(begin)

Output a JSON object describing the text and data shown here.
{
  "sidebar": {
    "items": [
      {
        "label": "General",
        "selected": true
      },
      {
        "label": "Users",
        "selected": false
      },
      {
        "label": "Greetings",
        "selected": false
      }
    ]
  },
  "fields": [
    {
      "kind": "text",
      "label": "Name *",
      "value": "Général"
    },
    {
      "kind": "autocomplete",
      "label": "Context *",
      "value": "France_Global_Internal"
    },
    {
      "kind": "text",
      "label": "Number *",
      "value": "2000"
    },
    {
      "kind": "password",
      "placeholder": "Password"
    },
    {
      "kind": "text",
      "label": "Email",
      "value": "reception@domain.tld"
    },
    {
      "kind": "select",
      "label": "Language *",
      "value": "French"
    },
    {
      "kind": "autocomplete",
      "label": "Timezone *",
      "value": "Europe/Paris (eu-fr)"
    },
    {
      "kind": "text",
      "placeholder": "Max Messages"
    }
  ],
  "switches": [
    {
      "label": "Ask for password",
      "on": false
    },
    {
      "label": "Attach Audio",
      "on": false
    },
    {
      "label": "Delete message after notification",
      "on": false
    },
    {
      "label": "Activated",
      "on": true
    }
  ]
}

(end)

DESCRIPTION OF THE TASK: Quote the listing in full, please, keeping every line exact.

RESULT OF THE EXERCISE:
Output a JSON object describing the text and data shown here.
{
  "sidebar": {
    "items": [
      {
        "label": "General",
        "selected": true
      },
      {
        "label": "Users",
        "selected": false
      },
      {
        "label": "Greetings",
        "selected": false
      }
    ]
  },
  "fields": [
    {
      "kind": "text",
      "label": "Name *",
      "value": "Général"
    },
    {
      "kind": "autocomplete",
      "label": "Context *",
      "value": "France_Global_Internal"
    },
    {
      "kind": "text",
      "label": "Number *",
      "value": "2000"
    },
    {
      "kind": "password",
      "placeholder": "Password"
    },
    {
      "kind": "text",
      "label": "Email",
      "value": "reception@domain.tld"
    },
    {
      "kind": "select",
      "label": "Language *",
      "value": "French"
    },
    {
      "kind": "autocomplete",
      "label": "Timezone *",
      "value": "Europe/Paris (eu-fr)"
    },
    {
      "kind": "text",
      "placeholder": "Max Messages"
    }
  ],
  "switches": [
    {
      "label": "Ask for password",
      "on": false
    },
    {
      "label": "Attach Audio",
      "on": false
    },
    {
      "label": "Delete message after notification",
      "on": false
    },
    {
      "label": "Activated",
      "on": true
    }
  ]
}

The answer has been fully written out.